- PROBLEM REQUIREMENTS
Work out the number of lines containing "title". Give that number alone.

⁂

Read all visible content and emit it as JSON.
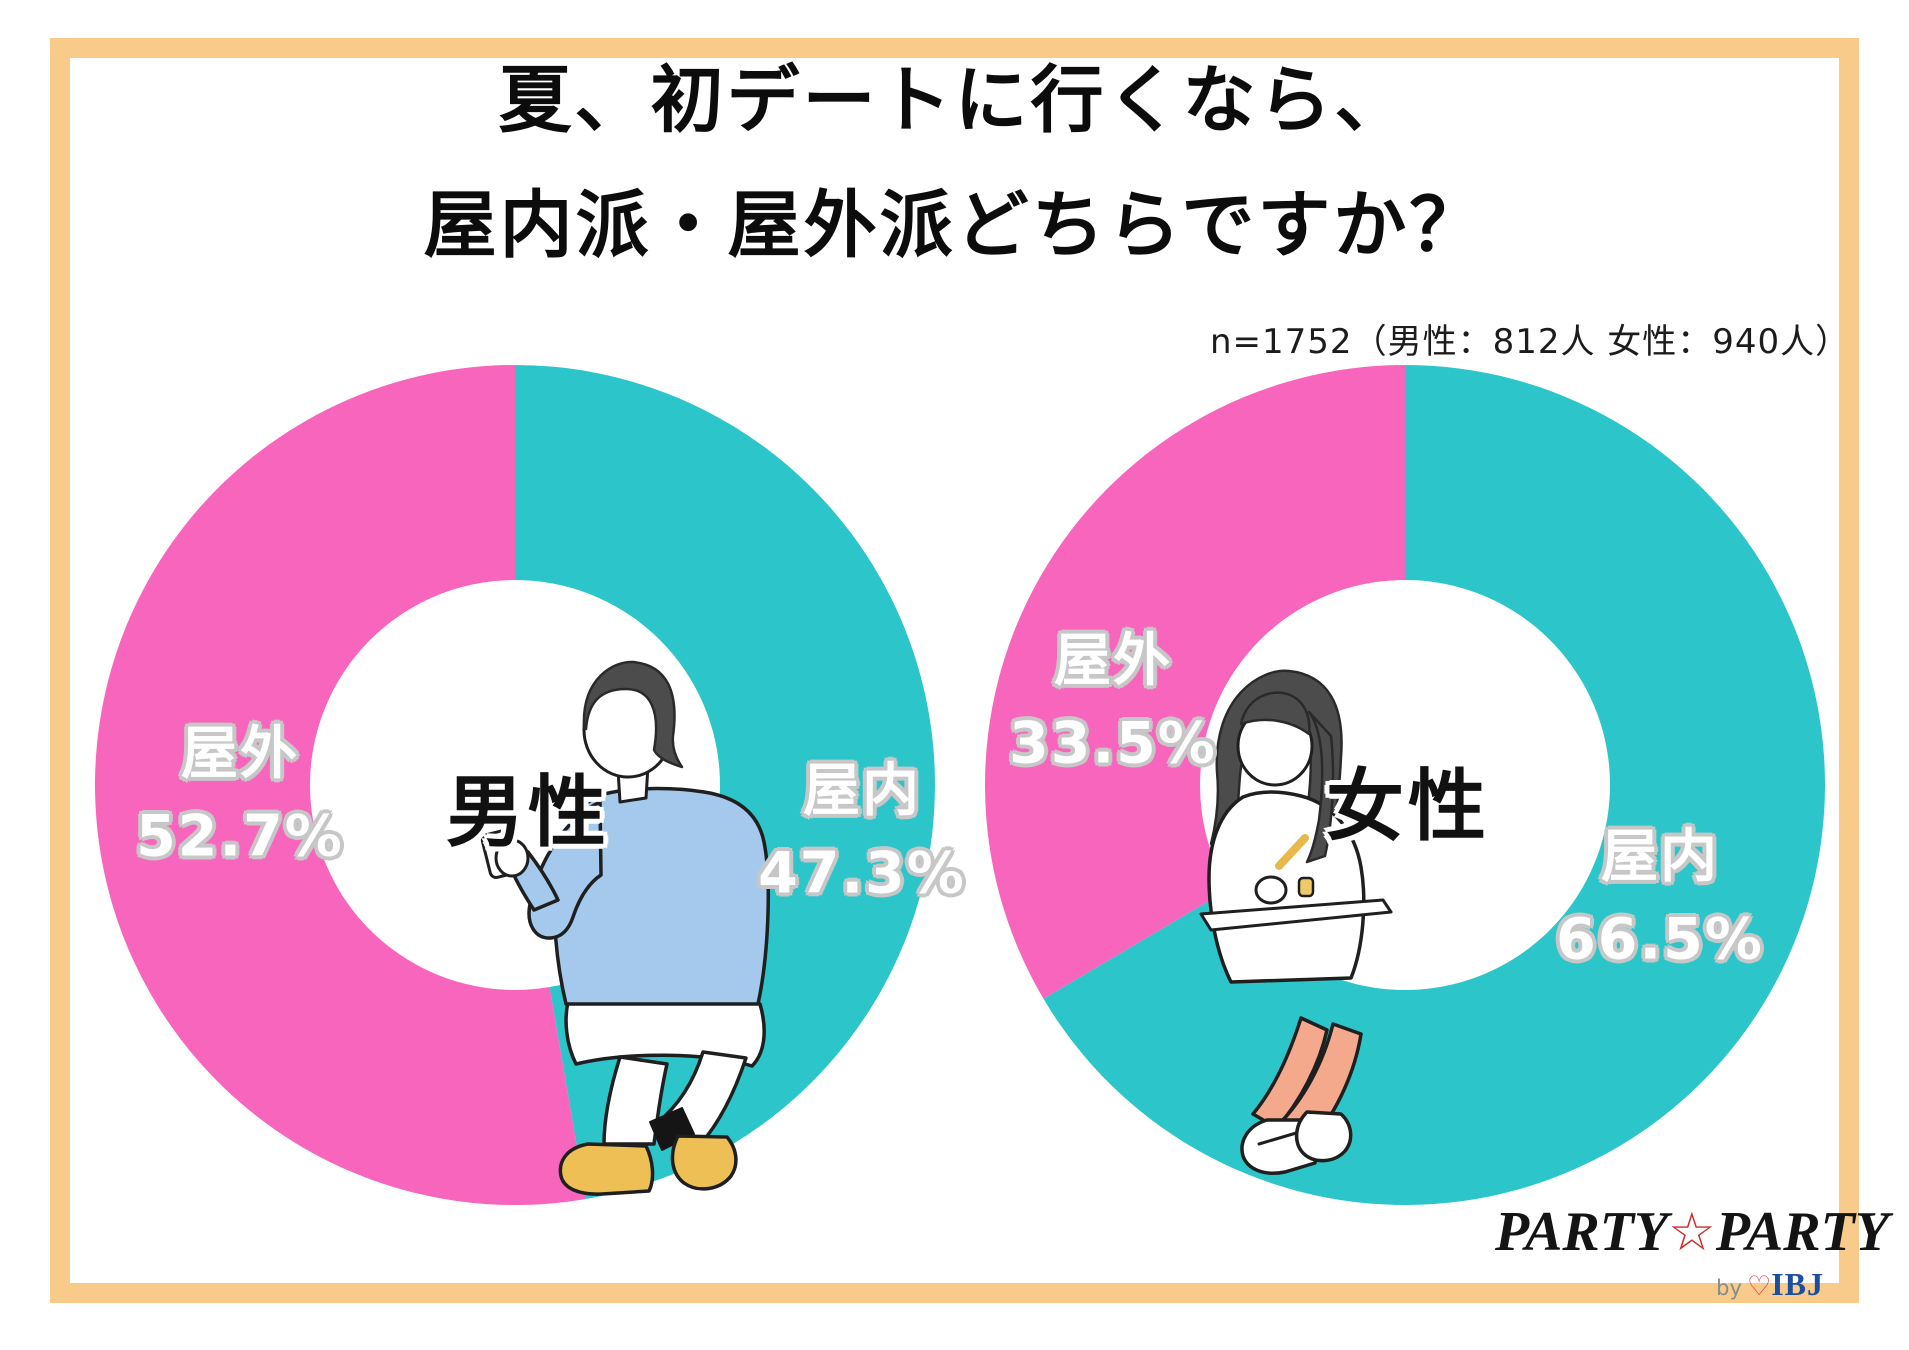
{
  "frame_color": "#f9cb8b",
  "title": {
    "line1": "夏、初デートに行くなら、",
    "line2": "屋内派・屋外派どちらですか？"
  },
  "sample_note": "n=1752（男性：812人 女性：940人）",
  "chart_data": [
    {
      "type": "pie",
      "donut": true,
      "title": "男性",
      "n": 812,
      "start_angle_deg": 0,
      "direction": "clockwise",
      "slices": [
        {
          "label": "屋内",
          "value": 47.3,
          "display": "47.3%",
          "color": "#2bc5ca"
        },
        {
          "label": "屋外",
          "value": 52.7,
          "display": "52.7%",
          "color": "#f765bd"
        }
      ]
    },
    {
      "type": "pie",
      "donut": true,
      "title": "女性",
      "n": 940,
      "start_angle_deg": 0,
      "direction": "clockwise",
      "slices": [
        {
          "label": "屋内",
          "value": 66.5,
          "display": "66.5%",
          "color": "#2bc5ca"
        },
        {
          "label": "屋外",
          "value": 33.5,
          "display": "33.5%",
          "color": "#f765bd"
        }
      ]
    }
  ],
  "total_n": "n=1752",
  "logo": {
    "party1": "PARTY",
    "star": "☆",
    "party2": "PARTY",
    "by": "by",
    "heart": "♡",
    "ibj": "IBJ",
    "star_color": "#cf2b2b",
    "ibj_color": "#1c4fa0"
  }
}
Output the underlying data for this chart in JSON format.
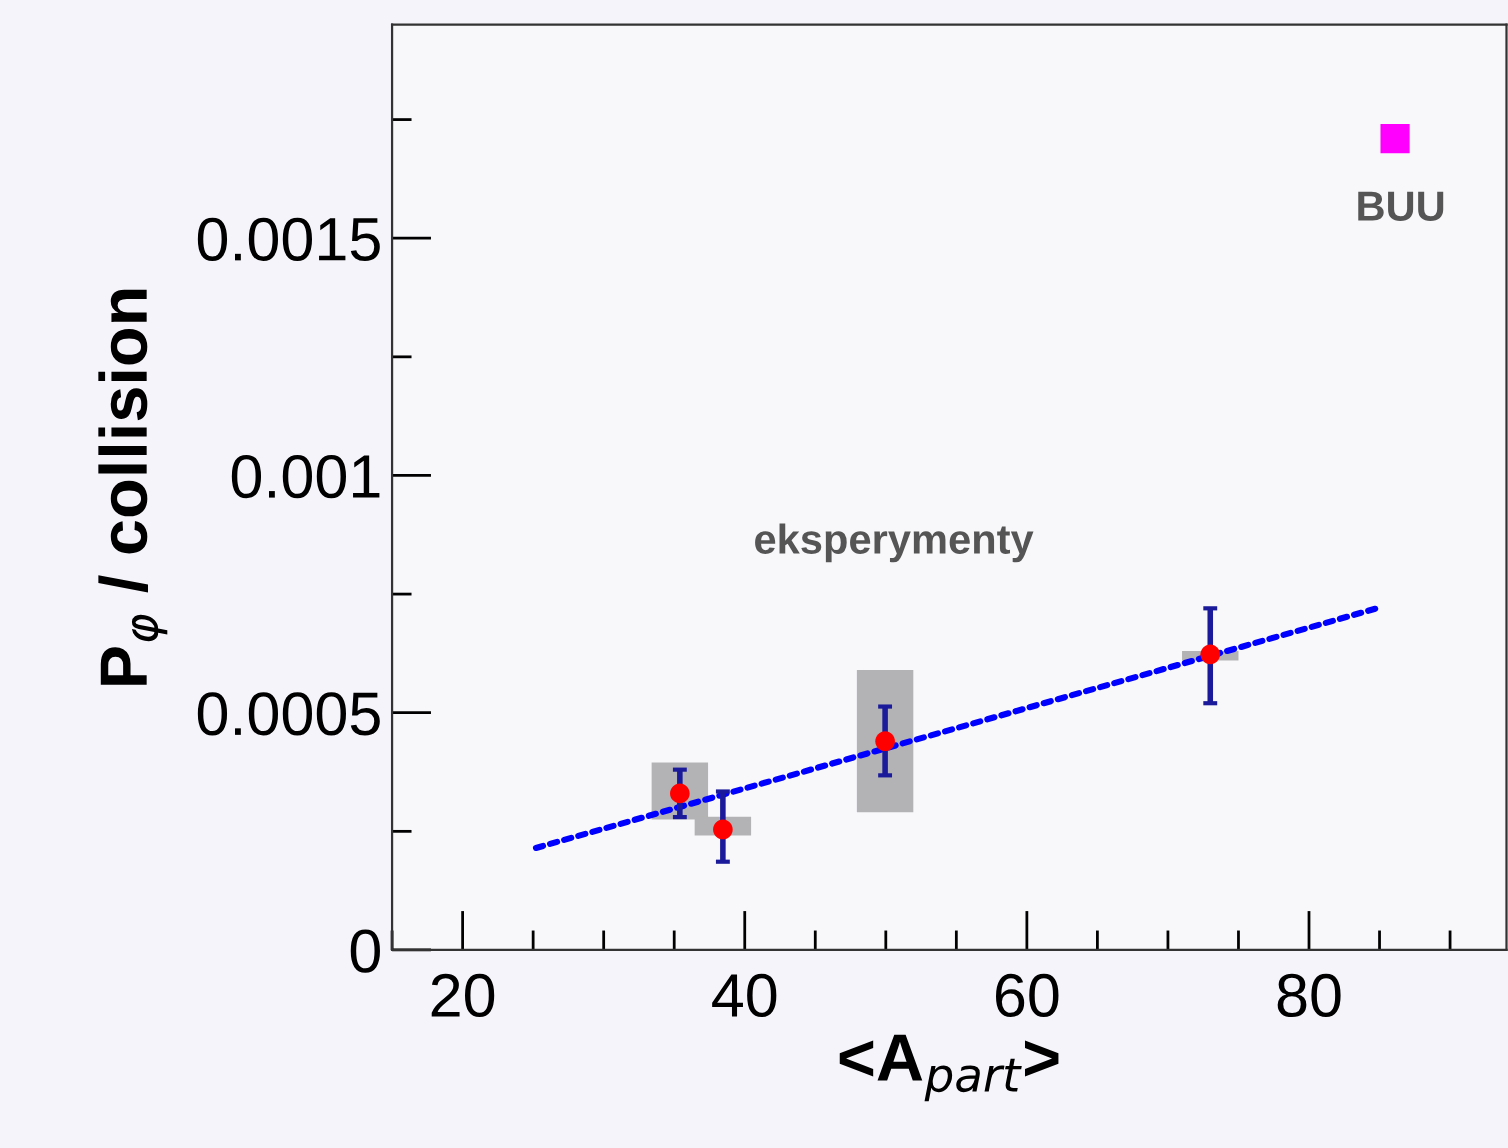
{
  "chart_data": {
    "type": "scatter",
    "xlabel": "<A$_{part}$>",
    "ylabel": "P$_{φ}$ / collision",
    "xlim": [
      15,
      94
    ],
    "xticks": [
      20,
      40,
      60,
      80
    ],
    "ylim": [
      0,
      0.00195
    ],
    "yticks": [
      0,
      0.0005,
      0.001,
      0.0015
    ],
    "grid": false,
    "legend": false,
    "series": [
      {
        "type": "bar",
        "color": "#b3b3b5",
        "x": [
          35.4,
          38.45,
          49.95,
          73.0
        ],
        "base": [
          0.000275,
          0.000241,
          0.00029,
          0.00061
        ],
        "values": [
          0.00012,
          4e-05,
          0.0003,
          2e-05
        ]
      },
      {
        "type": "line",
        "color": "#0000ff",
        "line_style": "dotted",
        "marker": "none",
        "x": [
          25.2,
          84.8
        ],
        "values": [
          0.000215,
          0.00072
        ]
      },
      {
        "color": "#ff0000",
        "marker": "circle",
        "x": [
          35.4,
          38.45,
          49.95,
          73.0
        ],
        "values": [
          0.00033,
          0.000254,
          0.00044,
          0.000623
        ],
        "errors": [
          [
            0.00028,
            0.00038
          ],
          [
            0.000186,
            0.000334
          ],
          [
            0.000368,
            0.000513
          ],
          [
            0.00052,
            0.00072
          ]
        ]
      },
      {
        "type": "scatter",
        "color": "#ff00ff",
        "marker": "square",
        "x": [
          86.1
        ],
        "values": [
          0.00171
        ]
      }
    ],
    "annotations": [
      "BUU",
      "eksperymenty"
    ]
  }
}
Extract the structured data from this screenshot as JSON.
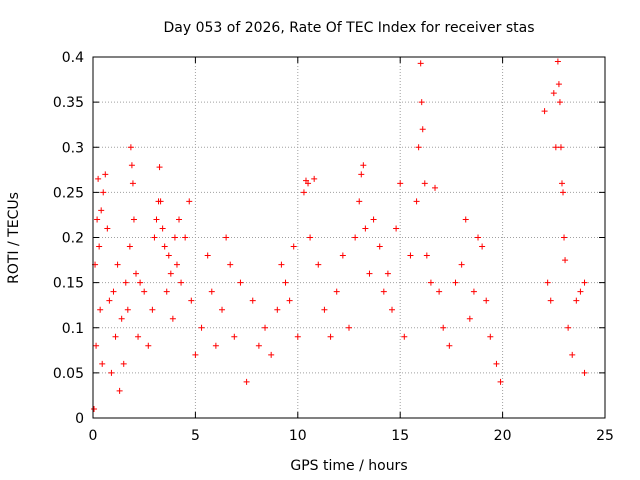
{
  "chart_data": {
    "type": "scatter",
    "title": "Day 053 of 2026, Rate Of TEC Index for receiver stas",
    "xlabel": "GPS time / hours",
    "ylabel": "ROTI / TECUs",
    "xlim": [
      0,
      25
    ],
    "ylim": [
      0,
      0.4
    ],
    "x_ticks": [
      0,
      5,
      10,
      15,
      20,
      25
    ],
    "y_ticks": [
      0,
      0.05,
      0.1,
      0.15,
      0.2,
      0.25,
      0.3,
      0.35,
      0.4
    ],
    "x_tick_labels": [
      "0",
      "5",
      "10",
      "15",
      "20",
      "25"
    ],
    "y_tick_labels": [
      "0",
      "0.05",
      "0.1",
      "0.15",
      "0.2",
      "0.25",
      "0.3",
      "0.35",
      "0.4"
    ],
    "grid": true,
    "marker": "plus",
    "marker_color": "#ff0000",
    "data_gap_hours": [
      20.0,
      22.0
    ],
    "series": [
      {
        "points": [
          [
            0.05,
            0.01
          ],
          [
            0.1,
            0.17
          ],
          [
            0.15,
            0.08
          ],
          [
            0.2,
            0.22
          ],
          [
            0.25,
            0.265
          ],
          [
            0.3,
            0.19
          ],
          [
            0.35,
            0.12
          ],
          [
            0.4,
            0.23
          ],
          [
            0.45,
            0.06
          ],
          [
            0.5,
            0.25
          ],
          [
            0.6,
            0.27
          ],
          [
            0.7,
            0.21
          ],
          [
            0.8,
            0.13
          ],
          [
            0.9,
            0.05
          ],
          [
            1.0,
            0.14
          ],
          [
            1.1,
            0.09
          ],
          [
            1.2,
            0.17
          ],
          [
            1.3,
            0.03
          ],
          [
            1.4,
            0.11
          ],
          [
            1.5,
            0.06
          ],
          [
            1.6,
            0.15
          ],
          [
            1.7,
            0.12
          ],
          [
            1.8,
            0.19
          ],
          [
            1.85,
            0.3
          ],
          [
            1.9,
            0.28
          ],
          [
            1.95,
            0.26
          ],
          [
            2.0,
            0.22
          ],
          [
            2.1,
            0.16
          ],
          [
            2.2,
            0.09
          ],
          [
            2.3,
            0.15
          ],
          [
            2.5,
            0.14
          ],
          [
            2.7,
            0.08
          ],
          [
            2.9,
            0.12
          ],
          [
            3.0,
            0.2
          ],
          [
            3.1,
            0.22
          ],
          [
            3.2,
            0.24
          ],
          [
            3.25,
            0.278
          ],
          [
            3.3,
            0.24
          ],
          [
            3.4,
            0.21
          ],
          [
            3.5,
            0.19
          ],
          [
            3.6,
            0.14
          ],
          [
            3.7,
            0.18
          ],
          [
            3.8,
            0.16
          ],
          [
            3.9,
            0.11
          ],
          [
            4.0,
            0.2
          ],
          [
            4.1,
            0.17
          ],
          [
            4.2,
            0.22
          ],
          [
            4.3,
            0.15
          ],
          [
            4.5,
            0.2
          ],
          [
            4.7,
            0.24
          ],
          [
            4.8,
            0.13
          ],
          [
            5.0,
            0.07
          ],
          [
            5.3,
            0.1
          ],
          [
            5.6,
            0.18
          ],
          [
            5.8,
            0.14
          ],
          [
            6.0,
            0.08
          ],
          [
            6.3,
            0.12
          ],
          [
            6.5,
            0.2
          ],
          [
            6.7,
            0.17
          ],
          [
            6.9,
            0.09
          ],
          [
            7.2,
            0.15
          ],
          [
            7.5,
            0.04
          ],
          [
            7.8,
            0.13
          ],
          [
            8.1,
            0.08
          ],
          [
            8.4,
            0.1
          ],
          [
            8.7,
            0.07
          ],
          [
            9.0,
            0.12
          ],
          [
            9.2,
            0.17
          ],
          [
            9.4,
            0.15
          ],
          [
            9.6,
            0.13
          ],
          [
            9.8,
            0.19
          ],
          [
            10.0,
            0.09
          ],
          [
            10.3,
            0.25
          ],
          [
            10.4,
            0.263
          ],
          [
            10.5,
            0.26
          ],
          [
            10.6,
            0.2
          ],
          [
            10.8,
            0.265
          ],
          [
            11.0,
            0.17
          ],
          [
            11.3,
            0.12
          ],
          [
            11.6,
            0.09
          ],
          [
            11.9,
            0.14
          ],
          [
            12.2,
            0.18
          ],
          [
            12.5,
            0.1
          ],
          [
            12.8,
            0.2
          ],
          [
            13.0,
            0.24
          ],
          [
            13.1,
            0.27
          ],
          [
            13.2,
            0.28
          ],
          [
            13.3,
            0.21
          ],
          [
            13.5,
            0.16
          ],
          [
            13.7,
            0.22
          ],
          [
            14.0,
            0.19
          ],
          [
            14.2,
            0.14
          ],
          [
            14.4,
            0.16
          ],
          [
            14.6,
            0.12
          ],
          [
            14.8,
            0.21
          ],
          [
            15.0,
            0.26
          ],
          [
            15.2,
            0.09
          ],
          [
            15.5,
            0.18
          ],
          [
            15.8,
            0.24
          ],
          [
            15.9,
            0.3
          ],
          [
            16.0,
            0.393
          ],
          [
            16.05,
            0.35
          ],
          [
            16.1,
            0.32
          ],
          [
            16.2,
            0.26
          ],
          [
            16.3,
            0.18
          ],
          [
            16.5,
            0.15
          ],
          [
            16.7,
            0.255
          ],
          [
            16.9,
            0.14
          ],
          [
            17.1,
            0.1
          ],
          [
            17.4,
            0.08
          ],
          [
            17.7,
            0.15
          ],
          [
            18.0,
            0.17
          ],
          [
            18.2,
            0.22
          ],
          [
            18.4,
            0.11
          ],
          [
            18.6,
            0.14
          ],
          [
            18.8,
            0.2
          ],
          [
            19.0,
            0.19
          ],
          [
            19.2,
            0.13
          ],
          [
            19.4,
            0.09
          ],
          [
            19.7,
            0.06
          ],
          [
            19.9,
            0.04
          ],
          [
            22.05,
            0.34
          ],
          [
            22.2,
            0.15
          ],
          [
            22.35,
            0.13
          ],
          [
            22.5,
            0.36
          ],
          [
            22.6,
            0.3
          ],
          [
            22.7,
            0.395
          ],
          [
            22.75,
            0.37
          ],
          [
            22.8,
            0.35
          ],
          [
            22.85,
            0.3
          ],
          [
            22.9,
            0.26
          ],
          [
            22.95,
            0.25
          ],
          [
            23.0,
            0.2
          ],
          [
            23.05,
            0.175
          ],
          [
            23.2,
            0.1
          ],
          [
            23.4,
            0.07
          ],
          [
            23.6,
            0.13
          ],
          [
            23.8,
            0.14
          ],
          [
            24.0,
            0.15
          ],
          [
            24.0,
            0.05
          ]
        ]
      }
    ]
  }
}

⁂

- EXERCISE RESPONSE
4